[Dataset excerpt]

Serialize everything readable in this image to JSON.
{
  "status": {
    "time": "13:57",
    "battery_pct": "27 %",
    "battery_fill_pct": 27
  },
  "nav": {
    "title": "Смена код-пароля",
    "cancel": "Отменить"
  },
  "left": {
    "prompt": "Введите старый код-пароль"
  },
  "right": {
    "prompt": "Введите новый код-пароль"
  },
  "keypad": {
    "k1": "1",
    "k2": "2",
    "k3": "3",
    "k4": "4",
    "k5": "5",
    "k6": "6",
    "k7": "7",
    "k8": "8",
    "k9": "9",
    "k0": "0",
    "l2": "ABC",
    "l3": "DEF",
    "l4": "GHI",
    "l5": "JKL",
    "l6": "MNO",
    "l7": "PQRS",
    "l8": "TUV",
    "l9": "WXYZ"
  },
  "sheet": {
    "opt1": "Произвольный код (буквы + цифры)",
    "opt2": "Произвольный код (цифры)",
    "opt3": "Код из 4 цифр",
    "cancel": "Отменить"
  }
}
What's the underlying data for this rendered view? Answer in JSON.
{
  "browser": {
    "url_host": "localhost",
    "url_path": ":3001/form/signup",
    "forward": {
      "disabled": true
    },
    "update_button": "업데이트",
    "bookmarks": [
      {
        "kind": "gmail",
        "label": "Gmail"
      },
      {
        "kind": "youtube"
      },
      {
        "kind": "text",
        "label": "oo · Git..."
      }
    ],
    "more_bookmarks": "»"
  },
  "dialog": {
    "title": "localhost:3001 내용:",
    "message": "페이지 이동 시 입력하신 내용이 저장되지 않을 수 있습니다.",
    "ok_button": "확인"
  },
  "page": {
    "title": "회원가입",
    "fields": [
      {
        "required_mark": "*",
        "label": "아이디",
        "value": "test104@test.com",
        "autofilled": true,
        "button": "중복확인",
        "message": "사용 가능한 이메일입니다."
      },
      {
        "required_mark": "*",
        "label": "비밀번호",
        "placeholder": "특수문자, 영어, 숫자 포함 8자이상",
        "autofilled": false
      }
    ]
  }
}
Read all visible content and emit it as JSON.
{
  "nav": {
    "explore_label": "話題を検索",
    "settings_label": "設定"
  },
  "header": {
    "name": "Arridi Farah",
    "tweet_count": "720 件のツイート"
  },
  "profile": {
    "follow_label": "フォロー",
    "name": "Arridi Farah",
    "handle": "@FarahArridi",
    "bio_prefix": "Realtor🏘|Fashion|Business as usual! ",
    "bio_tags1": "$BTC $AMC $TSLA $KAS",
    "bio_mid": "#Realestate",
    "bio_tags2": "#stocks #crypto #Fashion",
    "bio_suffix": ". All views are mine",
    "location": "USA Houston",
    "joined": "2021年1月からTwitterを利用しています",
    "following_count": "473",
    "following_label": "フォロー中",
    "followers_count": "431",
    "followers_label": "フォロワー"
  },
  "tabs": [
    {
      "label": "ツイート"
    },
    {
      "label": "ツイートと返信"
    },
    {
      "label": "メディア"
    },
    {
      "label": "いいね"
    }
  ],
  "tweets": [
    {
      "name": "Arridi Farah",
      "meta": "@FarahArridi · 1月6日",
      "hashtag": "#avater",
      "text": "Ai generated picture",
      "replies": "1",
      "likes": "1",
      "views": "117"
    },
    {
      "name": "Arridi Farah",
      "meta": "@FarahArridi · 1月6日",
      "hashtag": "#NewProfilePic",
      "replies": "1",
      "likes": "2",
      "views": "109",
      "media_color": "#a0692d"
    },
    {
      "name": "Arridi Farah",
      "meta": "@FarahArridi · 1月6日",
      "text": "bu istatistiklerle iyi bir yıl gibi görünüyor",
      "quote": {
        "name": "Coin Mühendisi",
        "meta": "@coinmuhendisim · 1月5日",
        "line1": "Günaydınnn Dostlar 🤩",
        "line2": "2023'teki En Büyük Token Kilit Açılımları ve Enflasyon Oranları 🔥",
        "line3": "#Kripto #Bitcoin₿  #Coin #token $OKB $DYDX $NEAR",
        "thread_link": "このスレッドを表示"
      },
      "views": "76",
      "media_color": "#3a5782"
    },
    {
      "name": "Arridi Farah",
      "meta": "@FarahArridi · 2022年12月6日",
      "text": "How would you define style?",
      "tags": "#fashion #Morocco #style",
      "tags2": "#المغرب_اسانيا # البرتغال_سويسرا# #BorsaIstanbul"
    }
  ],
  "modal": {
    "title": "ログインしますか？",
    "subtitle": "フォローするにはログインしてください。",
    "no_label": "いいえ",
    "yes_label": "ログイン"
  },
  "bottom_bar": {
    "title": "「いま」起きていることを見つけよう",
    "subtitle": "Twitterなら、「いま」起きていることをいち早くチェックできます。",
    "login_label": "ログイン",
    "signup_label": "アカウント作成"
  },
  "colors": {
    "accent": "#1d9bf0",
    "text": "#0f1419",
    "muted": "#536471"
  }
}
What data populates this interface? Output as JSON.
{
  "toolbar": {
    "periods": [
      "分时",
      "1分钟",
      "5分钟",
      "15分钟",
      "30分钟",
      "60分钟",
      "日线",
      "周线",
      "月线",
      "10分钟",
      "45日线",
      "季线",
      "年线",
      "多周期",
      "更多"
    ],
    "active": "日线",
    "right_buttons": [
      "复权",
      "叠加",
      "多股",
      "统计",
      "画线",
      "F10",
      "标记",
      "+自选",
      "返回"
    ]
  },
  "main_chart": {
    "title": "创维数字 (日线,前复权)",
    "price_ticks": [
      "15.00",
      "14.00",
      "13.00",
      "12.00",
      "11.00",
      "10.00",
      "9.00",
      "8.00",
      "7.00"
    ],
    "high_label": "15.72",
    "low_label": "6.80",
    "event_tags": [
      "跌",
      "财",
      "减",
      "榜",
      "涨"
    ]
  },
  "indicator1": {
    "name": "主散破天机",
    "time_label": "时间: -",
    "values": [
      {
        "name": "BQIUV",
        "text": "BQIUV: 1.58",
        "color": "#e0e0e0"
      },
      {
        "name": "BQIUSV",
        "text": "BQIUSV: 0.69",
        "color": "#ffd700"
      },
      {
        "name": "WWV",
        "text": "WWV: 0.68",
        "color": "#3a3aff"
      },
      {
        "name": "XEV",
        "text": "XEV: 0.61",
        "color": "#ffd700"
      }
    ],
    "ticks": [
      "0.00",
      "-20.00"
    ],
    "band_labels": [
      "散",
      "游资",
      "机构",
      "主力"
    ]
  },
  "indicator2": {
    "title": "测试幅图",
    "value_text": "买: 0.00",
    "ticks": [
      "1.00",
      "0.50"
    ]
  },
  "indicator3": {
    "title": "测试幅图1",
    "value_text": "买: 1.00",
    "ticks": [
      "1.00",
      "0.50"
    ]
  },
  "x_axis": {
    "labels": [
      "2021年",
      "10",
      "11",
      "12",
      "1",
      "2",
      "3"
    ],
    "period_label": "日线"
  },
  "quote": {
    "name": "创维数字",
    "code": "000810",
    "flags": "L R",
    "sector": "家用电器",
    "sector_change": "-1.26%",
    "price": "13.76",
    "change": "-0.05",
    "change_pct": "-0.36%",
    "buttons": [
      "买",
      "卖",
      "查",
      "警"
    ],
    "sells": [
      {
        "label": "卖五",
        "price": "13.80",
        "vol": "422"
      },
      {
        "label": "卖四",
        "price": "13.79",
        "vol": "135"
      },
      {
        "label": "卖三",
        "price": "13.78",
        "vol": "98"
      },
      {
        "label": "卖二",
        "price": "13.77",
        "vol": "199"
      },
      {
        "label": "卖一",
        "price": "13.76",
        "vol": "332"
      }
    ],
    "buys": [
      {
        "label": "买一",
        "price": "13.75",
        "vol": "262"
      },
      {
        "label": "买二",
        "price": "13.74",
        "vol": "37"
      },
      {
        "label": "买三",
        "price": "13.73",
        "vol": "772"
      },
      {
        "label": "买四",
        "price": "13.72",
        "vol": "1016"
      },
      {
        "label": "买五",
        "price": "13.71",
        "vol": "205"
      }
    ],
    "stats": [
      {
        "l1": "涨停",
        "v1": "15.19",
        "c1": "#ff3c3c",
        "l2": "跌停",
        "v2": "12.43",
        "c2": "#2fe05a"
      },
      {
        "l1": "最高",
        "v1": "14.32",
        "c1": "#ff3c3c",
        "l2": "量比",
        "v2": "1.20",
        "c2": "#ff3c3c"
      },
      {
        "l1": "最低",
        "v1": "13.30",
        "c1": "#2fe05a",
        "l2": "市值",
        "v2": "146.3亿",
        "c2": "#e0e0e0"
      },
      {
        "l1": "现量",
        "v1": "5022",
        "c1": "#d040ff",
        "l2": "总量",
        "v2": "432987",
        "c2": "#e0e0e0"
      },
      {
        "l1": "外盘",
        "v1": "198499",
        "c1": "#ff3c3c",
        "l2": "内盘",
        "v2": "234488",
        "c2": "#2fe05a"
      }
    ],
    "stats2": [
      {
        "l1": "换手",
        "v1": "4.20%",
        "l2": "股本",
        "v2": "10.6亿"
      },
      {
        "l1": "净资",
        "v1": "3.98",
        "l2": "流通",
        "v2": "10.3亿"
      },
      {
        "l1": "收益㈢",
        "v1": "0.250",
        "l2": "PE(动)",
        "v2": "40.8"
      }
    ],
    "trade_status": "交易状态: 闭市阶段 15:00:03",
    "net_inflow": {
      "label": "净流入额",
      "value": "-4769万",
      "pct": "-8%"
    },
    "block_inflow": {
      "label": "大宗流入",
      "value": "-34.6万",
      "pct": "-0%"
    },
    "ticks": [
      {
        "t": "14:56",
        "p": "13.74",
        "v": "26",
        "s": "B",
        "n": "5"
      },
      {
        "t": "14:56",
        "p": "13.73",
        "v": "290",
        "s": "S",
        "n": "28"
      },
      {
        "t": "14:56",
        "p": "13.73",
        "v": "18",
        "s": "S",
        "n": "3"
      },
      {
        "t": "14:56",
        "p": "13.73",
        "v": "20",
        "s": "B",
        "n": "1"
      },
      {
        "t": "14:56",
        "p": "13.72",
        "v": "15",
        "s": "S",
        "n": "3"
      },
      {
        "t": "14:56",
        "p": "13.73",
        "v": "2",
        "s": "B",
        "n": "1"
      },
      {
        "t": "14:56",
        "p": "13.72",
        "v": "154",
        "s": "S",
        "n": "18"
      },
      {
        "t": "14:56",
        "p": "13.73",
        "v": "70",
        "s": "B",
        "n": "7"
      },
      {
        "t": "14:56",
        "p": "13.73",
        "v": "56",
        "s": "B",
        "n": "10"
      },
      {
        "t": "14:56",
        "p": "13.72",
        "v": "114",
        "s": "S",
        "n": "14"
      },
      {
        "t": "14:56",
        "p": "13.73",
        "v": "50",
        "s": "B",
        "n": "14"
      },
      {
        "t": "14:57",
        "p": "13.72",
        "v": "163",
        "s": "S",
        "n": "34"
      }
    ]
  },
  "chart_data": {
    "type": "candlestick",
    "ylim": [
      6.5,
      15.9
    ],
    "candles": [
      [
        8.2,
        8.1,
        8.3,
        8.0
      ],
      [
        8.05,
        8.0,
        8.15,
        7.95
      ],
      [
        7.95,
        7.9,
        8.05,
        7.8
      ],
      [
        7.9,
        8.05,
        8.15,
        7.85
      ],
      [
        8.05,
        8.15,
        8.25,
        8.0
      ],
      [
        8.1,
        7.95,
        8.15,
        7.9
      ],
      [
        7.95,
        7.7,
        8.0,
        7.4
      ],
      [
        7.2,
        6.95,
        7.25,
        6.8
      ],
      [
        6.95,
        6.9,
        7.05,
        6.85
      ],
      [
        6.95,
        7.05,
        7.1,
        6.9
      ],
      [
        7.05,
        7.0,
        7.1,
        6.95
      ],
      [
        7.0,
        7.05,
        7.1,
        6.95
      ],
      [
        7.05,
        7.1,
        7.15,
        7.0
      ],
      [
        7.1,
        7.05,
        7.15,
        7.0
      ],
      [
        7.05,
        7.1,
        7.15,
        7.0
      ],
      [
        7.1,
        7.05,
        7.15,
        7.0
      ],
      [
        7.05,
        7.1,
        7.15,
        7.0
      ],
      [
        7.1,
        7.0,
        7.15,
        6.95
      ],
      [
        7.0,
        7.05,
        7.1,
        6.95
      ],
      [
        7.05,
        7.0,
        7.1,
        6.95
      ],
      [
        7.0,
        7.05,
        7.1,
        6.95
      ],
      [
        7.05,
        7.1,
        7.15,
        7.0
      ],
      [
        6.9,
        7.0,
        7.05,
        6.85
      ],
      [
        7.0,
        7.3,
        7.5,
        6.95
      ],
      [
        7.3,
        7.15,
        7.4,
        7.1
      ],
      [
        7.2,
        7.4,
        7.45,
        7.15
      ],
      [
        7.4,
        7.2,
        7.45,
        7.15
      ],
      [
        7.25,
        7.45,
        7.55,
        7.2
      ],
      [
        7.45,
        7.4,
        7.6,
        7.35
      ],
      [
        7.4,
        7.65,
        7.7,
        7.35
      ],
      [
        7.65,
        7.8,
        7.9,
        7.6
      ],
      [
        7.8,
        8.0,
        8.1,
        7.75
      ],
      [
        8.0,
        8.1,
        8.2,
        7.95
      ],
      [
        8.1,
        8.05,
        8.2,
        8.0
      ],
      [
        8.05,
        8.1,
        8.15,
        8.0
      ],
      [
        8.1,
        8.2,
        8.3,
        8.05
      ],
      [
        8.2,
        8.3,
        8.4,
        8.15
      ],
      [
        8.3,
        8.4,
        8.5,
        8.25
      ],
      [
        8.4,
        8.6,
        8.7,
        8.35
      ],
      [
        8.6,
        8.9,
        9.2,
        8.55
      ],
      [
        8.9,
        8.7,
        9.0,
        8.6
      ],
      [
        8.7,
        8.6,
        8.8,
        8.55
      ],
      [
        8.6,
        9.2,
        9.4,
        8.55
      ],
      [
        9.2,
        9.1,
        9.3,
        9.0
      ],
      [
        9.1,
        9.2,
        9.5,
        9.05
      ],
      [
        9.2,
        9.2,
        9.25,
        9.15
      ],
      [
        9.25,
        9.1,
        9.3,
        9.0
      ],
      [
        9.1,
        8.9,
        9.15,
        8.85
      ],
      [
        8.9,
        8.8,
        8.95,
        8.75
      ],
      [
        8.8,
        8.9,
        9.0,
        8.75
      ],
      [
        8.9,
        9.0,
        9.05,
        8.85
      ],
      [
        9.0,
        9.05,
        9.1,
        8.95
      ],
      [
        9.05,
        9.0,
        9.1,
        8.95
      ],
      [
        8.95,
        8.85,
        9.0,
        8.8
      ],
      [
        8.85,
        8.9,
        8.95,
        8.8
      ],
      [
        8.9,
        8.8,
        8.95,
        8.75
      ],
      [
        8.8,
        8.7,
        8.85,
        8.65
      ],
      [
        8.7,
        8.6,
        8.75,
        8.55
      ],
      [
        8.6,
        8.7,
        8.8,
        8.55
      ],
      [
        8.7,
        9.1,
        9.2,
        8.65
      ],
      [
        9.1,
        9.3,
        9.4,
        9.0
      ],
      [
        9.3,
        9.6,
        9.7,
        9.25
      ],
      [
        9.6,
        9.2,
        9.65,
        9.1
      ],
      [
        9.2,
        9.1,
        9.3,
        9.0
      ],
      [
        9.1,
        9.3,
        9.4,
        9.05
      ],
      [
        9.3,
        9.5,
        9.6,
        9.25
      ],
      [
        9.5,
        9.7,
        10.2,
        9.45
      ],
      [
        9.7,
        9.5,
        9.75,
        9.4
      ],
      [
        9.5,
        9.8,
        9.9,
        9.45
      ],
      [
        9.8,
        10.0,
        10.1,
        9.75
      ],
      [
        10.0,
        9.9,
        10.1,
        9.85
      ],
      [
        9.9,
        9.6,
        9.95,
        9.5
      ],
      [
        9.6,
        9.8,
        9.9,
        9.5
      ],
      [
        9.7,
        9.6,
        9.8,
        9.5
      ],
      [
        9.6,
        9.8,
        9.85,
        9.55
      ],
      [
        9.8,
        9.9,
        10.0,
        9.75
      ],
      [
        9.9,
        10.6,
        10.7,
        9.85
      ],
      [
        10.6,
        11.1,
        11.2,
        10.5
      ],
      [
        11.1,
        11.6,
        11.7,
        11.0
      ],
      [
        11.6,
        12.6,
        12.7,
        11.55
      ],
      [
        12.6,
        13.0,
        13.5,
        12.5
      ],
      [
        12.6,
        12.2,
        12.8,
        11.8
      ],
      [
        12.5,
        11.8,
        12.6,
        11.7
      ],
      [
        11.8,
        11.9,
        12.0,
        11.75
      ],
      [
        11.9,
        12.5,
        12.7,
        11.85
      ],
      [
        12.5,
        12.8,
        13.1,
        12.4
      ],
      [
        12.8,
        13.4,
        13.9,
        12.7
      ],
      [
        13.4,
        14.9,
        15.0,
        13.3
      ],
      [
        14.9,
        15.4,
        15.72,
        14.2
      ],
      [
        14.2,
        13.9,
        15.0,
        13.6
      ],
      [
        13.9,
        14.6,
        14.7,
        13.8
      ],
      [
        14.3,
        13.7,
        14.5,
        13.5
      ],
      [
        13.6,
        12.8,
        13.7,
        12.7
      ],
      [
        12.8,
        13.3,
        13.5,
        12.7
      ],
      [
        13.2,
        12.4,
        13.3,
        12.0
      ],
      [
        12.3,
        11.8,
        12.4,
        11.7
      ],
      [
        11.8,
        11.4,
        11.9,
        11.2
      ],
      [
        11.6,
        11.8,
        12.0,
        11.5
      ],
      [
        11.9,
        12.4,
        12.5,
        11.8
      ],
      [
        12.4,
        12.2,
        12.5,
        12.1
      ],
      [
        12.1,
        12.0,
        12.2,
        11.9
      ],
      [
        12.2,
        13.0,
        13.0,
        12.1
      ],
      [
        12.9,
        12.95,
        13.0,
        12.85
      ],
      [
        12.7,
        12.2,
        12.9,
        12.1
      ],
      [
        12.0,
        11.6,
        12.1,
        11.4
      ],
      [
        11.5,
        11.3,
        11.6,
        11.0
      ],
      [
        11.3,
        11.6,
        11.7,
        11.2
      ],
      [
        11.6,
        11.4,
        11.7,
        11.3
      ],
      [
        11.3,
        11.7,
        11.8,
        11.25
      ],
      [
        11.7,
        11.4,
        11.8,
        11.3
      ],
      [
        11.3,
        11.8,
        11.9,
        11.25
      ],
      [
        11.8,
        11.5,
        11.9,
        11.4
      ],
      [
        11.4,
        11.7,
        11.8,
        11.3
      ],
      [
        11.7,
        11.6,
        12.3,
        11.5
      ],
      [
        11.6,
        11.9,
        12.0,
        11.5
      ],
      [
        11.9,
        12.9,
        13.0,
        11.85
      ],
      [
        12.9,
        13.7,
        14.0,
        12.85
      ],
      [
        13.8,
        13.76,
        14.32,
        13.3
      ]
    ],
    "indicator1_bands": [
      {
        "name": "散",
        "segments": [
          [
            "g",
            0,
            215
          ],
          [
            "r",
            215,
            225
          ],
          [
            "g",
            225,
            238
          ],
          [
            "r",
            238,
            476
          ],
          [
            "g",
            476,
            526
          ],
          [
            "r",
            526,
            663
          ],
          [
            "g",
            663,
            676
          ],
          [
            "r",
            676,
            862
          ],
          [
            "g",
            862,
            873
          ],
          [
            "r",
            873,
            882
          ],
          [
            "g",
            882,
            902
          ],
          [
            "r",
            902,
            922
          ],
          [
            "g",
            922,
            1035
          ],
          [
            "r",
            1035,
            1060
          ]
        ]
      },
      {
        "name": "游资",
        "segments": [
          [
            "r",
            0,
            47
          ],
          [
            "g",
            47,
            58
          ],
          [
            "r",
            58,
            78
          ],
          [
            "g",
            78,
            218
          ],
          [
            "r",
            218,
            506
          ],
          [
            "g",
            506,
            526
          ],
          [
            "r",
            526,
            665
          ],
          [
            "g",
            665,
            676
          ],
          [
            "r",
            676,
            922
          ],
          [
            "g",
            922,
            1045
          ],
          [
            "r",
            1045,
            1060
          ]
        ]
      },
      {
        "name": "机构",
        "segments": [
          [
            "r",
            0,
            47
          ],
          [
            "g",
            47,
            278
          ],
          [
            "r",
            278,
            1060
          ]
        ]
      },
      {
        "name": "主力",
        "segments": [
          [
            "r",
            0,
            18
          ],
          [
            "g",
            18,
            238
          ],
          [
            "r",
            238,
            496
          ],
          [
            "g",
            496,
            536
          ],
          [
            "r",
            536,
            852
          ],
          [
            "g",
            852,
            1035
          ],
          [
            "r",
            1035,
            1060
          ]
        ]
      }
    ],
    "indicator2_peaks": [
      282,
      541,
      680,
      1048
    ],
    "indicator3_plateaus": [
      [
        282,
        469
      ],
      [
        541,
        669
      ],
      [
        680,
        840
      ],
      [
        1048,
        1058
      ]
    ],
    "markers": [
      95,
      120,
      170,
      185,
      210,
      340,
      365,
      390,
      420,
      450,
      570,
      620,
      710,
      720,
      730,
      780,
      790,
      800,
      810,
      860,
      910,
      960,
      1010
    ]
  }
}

**AIM**. Report only the number of lines that hold the word "Введите".

**TASK SOLUTION**. 2